Dataset records:
◆ ◆ ◆
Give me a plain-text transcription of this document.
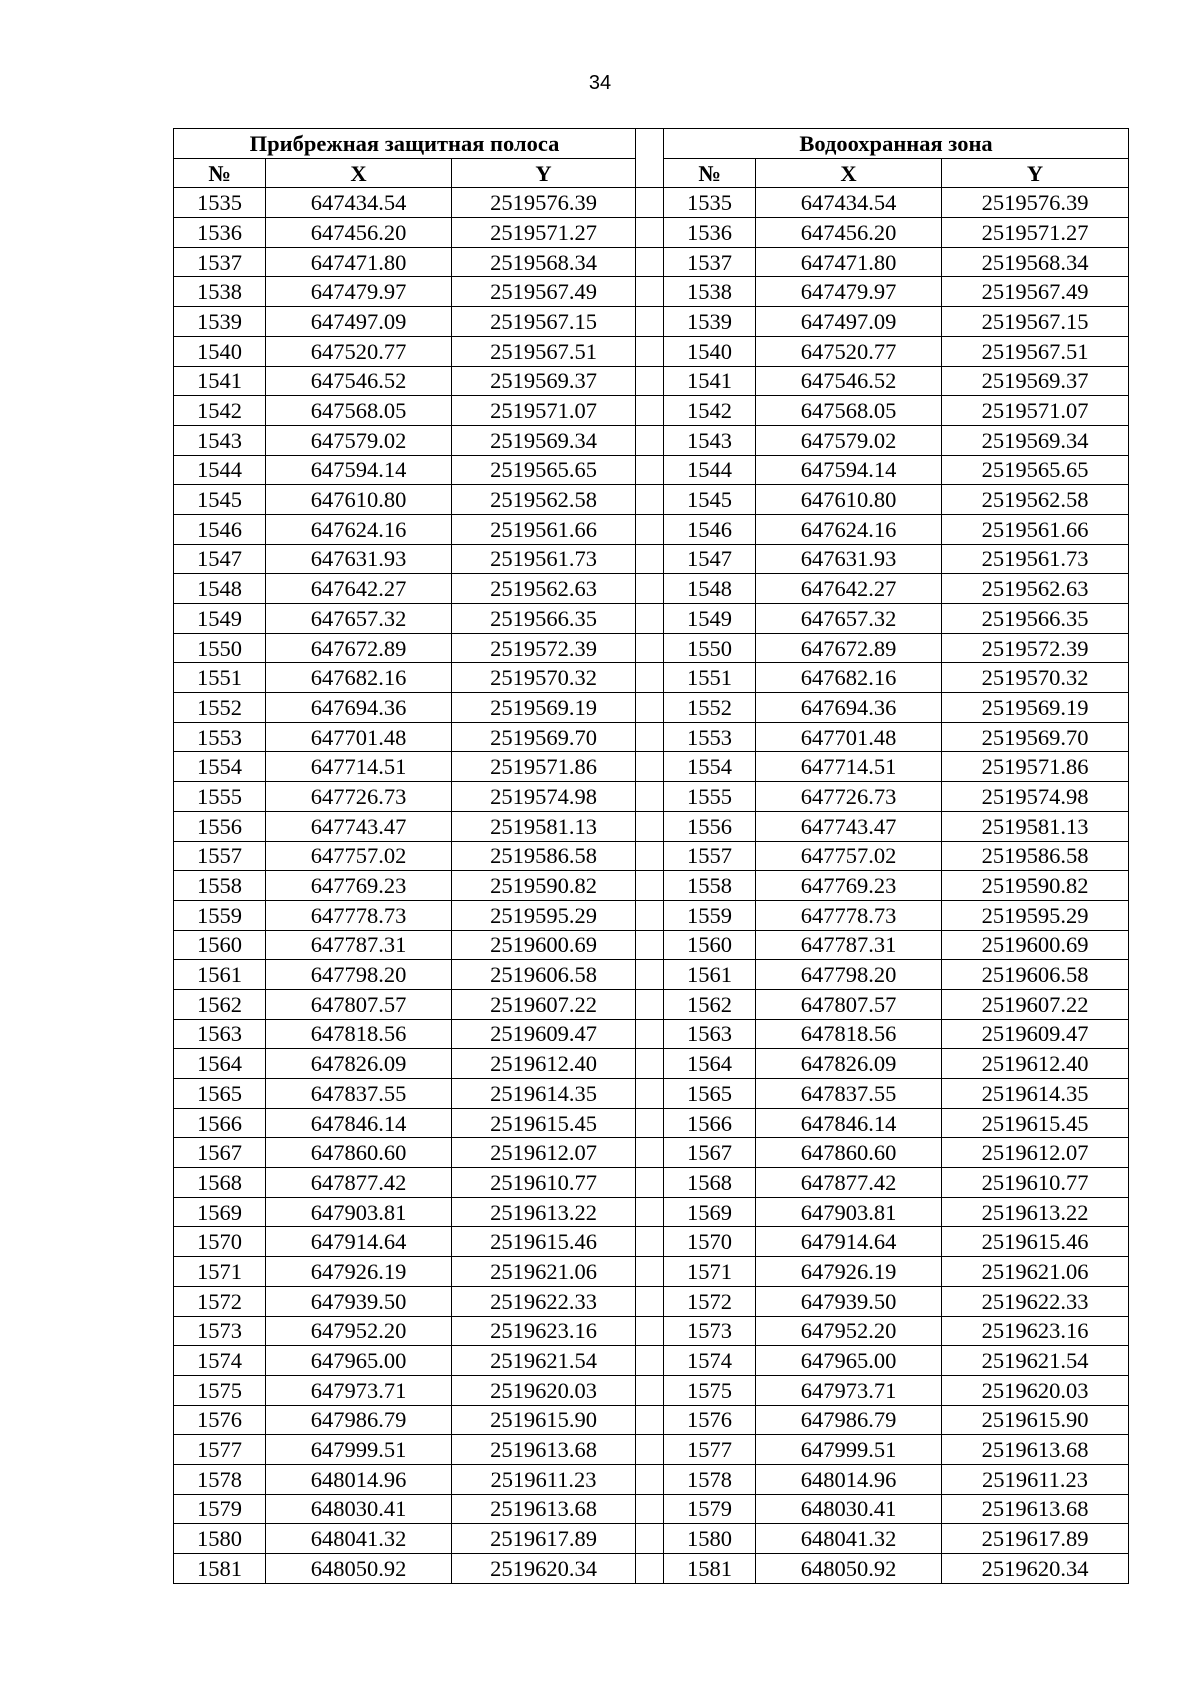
34
Прибрежная защитная полоса				Водоохранная зона		
№	X	Y		№	X	Y
1535	647434.54	2519576.39		1535	647434.54	2519576.39
1536	647456.20	2519571.27		1536	647456.20	2519571.27
1537	647471.80	2519568.34		1537	647471.80	2519568.34
1538	647479.97	2519567.49		1538	647479.97	2519567.49
1539	647497.09	2519567.15		1539	647497.09	2519567.15
1540	647520.77	2519567.51		1540	647520.77	2519567.51
1541	647546.52	2519569.37		1541	647546.52	2519569.37
1542	647568.05	2519571.07		1542	647568.05	2519571.07
1543	647579.02	2519569.34		1543	647579.02	2519569.34
1544	647594.14	2519565.65		1544	647594.14	2519565.65
1545	647610.80	2519562.58		1545	647610.80	2519562.58
1546	647624.16	2519561.66		1546	647624.16	2519561.66
1547	647631.93	2519561.73		1547	647631.93	2519561.73
1548	647642.27	2519562.63		1548	647642.27	2519562.63
1549	647657.32	2519566.35		1549	647657.32	2519566.35
1550	647672.89	2519572.39		1550	647672.89	2519572.39
1551	647682.16	2519570.32		1551	647682.16	2519570.32
1552	647694.36	2519569.19		1552	647694.36	2519569.19
1553	647701.48	2519569.70		1553	647701.48	2519569.70
1554	647714.51	2519571.86		1554	647714.51	2519571.86
1555	647726.73	2519574.98		1555	647726.73	2519574.98
1556	647743.47	2519581.13		1556	647743.47	2519581.13
1557	647757.02	2519586.58		1557	647757.02	2519586.58
1558	647769.23	2519590.82		1558	647769.23	2519590.82
1559	647778.73	2519595.29		1559	647778.73	2519595.29
1560	647787.31	2519600.69		1560	647787.31	2519600.69
1561	647798.20	2519606.58		1561	647798.20	2519606.58
1562	647807.57	2519607.22		1562	647807.57	2519607.22
1563	647818.56	2519609.47		1563	647818.56	2519609.47
1564	647826.09	2519612.40		1564	647826.09	2519612.40
1565	647837.55	2519614.35		1565	647837.55	2519614.35
1566	647846.14	2519615.45		1566	647846.14	2519615.45
1567	647860.60	2519612.07		1567	647860.60	2519612.07
1568	647877.42	2519610.77		1568	647877.42	2519610.77
1569	647903.81	2519613.22		1569	647903.81	2519613.22
1570	647914.64	2519615.46		1570	647914.64	2519615.46
1571	647926.19	2519621.06		1571	647926.19	2519621.06
1572	647939.50	2519622.33		1572	647939.50	2519622.33
1573	647952.20	2519623.16		1573	647952.20	2519623.16
1574	647965.00	2519621.54		1574	647965.00	2519621.54
1575	647973.71	2519620.03		1575	647973.71	2519620.03
1576	647986.79	2519615.90		1576	647986.79	2519615.90
1577	647999.51	2519613.68		1577	647999.51	2519613.68
1578	648014.96	2519611.23		1578	648014.96	2519611.23
1579	648030.41	2519613.68		1579	648030.41	2519613.68
1580	648041.32	2519617.89		1580	648041.32	2519617.89
1581	648050.92	2519620.34		1581	648050.92	2519620.34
◆ ◆ ◆
## What is needed
Restate the data above exactly, stripping out each image.

## Task answer
Give me a plain-text transcription of this document.
34
Прибрежная защитная полоса				Водоохранная зона		
№	X	Y		№	X	Y
1535	647434.54	2519576.39		1535	647434.54	2519576.39
1536	647456.20	2519571.27		1536	647456.20	2519571.27
1537	647471.80	2519568.34		1537	647471.80	2519568.34
1538	647479.97	2519567.49		1538	647479.97	2519567.49
1539	647497.09	2519567.15		1539	647497.09	2519567.15
1540	647520.77	2519567.51		1540	647520.77	2519567.51
1541	647546.52	2519569.37		1541	647546.52	2519569.37
1542	647568.05	2519571.07		1542	647568.05	2519571.07
1543	647579.02	2519569.34		1543	647579.02	2519569.34
1544	647594.14	2519565.65		1544	647594.14	2519565.65
1545	647610.80	2519562.58		1545	647610.80	2519562.58
1546	647624.16	2519561.66		1546	647624.16	2519561.66
1547	647631.93	2519561.73		1547	647631.93	2519561.73
1548	647642.27	2519562.63		1548	647642.27	2519562.63
1549	647657.32	2519566.35		1549	647657.32	2519566.35
1550	647672.89	2519572.39		1550	647672.89	2519572.39
1551	647682.16	2519570.32		1551	647682.16	2519570.32
1552	647694.36	2519569.19		1552	647694.36	2519569.19
1553	647701.48	2519569.70		1553	647701.48	2519569.70
1554	647714.51	2519571.86		1554	647714.51	2519571.86
1555	647726.73	2519574.98		1555	647726.73	2519574.98
1556	647743.47	2519581.13		1556	647743.47	2519581.13
1557	647757.02	2519586.58		1557	647757.02	2519586.58
1558	647769.23	2519590.82		1558	647769.23	2519590.82
1559	647778.73	2519595.29		1559	647778.73	2519595.29
1560	647787.31	2519600.69		1560	647787.31	2519600.69
1561	647798.20	2519606.58		1561	647798.20	2519606.58
1562	647807.57	2519607.22		1562	647807.57	2519607.22
1563	647818.56	2519609.47		1563	647818.56	2519609.47
1564	647826.09	2519612.40		1564	647826.09	2519612.40
1565	647837.55	2519614.35		1565	647837.55	2519614.35
1566	647846.14	2519615.45		1566	647846.14	2519615.45
1567	647860.60	2519612.07		1567	647860.60	2519612.07
1568	647877.42	2519610.77		1568	647877.42	2519610.77
1569	647903.81	2519613.22		1569	647903.81	2519613.22
1570	647914.64	2519615.46		1570	647914.64	2519615.46
1571	647926.19	2519621.06		1571	647926.19	2519621.06
1572	647939.50	2519622.33		1572	647939.50	2519622.33
1573	647952.20	2519623.16		1573	647952.20	2519623.16
1574	647965.00	2519621.54		1574	647965.00	2519621.54
1575	647973.71	2519620.03		1575	647973.71	2519620.03
1576	647986.79	2519615.90		1576	647986.79	2519615.90
1577	647999.51	2519613.68		1577	647999.51	2519613.68
1578	648014.96	2519611.23		1578	648014.96	2519611.23
1579	648030.41	2519613.68		1579	648030.41	2519613.68
1580	648041.32	2519617.89		1580	648041.32	2519617.89
1581	648050.92	2519620.34		1581	648050.92	2519620.34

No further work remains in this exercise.